■ Do this
All lines holding the string "мигает" are to be shown.

■ Records shown

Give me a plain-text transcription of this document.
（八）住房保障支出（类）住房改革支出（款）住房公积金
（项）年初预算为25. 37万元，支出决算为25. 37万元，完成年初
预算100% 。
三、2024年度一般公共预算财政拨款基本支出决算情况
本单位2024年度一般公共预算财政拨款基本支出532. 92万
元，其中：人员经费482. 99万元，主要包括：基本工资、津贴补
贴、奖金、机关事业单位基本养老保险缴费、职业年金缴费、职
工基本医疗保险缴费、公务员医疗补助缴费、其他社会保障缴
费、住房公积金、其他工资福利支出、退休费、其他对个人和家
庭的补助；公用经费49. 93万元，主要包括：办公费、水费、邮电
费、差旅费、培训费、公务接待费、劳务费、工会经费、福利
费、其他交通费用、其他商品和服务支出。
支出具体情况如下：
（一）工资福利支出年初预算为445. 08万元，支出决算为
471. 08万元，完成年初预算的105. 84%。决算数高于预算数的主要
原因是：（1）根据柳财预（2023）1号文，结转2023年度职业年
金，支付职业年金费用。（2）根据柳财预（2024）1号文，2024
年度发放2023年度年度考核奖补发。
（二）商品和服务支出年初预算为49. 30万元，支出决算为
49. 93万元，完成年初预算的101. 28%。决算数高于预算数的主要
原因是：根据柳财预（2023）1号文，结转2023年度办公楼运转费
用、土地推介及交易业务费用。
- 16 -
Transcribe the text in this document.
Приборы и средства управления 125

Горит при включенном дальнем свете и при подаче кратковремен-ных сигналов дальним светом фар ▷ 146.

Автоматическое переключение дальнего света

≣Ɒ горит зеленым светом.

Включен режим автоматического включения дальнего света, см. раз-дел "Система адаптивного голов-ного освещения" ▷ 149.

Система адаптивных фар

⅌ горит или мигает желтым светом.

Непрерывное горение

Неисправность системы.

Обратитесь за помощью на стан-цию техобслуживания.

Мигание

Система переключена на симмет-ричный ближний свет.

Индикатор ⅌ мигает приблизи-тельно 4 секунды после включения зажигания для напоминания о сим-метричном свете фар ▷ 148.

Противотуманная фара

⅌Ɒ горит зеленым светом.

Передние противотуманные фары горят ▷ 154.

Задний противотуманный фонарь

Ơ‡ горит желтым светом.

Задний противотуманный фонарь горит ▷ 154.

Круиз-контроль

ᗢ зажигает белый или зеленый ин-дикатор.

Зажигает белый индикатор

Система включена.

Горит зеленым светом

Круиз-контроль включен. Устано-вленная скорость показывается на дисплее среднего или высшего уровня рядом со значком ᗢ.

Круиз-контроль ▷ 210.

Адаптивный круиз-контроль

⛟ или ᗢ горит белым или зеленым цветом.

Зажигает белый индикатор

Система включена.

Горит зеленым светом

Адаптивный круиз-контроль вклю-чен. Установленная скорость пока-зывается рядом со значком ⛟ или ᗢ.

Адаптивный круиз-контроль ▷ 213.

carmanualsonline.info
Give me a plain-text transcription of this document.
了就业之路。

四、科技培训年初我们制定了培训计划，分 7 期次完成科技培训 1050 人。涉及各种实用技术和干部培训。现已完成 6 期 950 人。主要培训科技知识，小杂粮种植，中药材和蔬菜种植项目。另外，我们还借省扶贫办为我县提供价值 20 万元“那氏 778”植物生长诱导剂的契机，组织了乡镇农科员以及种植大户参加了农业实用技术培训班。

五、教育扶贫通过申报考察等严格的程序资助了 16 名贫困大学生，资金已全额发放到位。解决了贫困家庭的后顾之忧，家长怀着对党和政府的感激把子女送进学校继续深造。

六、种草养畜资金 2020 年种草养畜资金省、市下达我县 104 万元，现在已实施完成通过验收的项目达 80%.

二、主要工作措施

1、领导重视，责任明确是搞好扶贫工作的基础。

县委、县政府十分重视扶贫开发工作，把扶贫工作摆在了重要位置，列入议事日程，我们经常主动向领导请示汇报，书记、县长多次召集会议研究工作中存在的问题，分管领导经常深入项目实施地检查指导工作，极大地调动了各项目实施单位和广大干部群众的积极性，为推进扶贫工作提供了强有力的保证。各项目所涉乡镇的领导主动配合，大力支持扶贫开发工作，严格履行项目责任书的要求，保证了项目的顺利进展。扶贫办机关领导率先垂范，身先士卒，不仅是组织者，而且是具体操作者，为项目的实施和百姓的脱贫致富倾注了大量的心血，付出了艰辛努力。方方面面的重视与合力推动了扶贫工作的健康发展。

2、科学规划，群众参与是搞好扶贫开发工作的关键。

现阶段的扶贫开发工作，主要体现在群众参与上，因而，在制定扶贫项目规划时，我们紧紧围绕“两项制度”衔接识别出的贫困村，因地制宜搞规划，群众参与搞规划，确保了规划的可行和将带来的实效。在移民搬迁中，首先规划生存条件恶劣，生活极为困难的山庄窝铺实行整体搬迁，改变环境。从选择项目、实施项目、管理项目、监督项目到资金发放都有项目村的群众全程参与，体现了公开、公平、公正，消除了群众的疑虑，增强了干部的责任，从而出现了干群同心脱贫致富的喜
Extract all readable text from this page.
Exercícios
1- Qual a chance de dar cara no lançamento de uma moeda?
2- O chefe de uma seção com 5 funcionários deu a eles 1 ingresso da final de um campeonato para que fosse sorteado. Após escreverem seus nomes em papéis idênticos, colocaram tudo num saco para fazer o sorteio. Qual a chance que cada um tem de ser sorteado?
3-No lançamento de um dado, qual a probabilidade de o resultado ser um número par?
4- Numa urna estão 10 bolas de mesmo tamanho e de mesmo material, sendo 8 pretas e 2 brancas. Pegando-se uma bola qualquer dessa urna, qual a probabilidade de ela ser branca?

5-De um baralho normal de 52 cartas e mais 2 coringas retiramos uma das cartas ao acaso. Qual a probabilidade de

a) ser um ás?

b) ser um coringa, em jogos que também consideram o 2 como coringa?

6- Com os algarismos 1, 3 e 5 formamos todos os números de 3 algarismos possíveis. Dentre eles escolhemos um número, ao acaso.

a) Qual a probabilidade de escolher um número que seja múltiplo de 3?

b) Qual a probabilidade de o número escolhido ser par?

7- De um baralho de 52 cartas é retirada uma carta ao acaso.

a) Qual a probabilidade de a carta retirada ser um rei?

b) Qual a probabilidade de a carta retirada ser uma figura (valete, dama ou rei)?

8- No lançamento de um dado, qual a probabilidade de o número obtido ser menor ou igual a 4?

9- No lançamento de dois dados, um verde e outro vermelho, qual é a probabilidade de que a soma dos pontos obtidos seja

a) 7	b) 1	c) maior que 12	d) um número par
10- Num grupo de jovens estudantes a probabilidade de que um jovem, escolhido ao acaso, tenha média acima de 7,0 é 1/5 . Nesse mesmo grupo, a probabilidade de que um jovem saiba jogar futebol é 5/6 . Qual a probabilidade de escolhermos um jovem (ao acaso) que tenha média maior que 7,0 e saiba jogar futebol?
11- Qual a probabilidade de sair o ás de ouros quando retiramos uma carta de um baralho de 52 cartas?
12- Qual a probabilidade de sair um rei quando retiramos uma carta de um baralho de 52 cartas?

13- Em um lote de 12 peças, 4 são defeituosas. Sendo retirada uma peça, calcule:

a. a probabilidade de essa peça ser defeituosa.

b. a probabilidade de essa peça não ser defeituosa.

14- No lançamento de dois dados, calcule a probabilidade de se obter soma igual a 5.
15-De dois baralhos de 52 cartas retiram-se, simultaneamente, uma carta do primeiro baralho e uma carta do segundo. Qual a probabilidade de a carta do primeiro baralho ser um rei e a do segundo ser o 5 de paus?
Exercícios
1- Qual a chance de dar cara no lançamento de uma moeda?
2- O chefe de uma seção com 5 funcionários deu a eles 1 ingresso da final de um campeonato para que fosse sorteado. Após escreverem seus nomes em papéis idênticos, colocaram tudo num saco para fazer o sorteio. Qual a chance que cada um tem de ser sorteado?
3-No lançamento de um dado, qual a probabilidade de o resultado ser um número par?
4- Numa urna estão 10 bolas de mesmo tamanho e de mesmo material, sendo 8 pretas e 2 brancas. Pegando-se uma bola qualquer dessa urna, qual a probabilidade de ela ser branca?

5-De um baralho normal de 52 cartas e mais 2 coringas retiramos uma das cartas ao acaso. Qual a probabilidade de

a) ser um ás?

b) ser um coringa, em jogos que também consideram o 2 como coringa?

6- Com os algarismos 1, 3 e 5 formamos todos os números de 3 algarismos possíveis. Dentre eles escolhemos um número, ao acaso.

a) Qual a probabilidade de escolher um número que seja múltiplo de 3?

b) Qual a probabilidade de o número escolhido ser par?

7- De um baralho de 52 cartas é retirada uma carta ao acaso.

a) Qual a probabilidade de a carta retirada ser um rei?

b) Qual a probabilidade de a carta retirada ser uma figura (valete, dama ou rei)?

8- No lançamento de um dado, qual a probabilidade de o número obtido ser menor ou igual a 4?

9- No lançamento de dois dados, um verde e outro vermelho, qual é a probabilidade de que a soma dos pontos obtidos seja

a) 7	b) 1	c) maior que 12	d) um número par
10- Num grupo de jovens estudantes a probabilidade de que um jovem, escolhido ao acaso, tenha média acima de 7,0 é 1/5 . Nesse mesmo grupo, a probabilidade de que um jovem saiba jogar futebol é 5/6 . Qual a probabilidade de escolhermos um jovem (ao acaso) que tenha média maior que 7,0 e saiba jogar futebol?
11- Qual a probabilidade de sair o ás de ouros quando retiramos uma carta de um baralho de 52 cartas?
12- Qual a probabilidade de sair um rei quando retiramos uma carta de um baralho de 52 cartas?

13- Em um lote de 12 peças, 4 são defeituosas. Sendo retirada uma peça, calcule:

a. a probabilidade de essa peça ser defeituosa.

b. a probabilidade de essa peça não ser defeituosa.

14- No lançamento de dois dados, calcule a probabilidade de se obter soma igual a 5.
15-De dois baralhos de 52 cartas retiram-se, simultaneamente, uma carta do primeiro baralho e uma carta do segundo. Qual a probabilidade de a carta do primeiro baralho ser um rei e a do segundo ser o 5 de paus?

■ Solution below
⅌ горит или мигает желтым светом.
Индикатор ⅌ мигает приблизи-тельно 4 секунды после включения зажигания для напоминания о сим-метричном свете фар ▷ 148.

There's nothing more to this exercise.